→ **THE TASK**
Pull every line that holds the word "Microsoft" from the entries.

→ **SUPPLIED DATA**
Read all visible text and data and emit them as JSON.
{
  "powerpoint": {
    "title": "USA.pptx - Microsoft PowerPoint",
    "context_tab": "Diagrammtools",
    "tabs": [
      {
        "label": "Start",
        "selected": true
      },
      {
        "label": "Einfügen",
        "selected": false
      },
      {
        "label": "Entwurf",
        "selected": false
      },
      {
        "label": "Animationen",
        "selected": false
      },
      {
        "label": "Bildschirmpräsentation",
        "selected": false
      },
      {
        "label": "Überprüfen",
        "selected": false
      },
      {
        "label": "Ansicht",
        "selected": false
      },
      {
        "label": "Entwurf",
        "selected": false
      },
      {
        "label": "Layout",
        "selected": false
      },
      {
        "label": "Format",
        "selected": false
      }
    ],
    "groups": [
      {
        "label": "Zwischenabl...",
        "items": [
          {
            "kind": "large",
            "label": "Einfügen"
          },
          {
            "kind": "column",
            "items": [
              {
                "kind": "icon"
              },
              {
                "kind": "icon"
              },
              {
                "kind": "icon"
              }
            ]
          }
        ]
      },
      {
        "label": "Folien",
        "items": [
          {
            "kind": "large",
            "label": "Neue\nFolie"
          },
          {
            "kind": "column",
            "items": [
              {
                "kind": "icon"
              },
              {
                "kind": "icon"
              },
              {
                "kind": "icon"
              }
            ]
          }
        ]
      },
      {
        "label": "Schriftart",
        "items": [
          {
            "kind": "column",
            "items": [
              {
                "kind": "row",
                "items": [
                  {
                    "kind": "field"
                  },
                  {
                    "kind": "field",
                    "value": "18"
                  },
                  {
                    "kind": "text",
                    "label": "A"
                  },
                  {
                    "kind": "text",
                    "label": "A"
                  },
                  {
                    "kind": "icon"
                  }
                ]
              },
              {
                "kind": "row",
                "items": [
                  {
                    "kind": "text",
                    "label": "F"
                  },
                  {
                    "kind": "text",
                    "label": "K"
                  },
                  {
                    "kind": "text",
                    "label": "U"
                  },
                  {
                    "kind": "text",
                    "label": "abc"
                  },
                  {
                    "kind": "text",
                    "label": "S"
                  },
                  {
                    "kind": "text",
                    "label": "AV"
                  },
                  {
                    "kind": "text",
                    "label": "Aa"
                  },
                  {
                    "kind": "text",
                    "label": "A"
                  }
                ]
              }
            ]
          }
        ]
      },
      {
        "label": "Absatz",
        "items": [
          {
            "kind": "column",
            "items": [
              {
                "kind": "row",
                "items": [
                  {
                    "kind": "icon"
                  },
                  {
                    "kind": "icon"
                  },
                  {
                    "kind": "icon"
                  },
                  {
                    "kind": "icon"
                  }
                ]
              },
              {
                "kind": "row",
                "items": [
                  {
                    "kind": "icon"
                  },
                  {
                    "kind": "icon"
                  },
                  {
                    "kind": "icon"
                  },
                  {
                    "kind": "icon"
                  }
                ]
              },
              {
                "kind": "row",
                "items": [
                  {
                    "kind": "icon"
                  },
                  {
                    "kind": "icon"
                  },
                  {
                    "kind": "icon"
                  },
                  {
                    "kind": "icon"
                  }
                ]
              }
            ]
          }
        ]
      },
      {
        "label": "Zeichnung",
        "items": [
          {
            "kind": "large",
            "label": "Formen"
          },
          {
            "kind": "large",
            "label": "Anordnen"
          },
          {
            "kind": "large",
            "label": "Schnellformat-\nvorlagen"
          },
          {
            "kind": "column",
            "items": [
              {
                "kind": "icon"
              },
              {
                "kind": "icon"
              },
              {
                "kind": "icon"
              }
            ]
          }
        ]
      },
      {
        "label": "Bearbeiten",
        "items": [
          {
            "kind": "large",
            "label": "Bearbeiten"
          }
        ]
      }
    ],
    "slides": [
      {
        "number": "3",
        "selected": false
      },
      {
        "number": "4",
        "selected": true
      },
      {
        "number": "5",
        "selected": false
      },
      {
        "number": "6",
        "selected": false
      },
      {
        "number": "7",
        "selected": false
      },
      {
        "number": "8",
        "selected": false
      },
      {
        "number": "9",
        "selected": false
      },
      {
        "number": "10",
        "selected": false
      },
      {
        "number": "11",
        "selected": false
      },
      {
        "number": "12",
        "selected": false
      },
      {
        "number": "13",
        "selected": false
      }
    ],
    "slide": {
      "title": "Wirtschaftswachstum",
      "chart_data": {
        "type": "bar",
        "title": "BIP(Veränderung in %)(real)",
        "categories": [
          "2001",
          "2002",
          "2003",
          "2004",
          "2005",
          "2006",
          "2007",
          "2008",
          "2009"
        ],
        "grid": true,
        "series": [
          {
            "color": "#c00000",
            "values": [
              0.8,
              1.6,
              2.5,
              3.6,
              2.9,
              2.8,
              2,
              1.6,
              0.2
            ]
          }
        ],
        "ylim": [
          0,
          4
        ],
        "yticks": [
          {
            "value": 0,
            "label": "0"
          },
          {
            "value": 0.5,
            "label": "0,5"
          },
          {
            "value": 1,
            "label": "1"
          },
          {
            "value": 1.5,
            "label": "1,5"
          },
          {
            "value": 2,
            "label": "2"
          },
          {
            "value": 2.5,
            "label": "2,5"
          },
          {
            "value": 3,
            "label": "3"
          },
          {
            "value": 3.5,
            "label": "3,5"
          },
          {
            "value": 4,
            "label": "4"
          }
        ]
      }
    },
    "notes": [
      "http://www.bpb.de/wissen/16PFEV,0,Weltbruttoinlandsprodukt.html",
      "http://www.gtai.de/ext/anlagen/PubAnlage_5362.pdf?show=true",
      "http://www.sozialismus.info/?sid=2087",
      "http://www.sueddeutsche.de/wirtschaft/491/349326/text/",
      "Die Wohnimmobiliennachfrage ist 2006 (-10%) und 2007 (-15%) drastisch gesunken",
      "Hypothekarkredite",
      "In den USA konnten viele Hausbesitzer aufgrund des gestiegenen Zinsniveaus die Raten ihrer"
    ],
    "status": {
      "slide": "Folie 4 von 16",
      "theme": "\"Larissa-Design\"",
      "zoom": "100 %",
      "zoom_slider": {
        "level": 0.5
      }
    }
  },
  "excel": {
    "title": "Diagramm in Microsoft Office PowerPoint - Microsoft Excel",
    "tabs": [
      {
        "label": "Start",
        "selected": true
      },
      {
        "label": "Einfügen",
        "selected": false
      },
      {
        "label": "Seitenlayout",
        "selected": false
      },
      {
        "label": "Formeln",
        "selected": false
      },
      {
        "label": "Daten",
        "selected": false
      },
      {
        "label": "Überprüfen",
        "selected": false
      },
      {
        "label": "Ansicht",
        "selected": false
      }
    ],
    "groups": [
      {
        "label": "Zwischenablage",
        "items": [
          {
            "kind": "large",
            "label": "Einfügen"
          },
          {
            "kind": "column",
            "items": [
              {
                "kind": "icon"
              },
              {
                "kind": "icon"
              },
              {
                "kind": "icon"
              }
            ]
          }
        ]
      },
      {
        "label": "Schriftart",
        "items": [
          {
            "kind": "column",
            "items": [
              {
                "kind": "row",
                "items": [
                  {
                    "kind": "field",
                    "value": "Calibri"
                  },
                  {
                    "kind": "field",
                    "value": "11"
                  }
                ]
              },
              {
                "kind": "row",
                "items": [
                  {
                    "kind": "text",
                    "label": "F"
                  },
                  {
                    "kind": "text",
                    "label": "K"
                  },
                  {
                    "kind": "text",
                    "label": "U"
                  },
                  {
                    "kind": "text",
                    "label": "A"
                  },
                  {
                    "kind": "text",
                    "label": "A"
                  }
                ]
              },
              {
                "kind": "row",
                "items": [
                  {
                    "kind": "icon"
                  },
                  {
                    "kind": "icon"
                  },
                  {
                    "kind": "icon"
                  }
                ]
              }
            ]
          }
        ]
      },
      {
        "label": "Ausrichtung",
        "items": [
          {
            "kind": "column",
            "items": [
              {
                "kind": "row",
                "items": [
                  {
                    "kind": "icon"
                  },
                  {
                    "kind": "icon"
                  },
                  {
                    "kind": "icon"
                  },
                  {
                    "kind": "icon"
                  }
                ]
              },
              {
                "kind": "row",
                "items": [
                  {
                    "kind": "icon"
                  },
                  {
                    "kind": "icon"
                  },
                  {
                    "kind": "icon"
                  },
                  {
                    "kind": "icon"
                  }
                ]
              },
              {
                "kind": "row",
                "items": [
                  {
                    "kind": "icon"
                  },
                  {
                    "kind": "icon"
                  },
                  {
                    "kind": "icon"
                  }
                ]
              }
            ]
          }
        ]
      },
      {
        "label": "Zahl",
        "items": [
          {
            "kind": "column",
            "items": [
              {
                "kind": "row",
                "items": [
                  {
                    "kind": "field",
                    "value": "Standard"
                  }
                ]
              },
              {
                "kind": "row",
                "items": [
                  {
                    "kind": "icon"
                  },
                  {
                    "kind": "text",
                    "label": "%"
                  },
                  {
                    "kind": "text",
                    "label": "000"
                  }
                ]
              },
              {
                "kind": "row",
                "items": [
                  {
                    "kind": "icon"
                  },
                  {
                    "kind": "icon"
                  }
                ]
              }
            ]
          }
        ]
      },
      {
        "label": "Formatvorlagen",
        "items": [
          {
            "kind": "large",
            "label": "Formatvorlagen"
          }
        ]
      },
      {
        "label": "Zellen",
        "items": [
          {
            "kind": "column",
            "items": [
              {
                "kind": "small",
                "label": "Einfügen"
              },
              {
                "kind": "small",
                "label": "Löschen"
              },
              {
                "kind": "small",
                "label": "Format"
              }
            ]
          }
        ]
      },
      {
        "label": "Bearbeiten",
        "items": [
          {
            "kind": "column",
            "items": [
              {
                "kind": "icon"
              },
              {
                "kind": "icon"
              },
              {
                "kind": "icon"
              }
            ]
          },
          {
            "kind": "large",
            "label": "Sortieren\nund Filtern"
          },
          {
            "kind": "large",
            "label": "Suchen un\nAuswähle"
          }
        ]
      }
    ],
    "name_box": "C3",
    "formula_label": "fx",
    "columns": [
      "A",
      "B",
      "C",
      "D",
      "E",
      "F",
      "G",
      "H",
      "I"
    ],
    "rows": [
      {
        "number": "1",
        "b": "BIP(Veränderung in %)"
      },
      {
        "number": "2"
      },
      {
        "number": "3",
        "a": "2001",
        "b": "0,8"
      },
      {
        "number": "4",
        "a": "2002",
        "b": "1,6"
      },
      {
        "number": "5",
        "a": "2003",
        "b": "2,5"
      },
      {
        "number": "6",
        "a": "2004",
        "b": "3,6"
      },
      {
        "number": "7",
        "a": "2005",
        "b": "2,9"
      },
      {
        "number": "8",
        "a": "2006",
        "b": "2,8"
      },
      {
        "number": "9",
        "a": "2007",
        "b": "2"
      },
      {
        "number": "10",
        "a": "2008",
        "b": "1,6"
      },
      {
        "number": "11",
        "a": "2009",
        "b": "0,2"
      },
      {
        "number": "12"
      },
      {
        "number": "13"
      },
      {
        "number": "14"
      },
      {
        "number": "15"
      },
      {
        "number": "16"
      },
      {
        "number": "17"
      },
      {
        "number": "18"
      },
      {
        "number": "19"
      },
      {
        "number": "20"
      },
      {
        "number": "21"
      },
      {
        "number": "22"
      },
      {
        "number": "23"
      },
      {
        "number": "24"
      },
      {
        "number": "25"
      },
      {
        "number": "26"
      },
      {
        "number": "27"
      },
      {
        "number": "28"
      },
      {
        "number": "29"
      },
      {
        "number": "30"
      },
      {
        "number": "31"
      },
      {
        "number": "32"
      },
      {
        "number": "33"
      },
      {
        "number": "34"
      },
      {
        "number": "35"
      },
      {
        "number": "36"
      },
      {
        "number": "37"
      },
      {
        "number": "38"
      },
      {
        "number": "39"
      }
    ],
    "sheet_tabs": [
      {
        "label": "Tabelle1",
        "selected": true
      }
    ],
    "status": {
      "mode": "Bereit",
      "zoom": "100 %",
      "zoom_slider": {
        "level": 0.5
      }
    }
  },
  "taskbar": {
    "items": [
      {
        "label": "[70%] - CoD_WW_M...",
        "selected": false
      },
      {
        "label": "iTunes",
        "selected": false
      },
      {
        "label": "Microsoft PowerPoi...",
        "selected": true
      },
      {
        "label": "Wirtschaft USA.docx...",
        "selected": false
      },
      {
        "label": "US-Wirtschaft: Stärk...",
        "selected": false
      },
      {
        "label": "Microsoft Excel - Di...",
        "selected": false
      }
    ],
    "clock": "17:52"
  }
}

→ **RESPONSE TO THIS TASK**
    "title": "USA.pptx - Microsoft PowerPoint",
    "title": "Diagramm in Microsoft Office PowerPoint - Microsoft Excel",
        "label": "Microsoft PowerPoi...",
        "label": "Microsoft Excel - Di...",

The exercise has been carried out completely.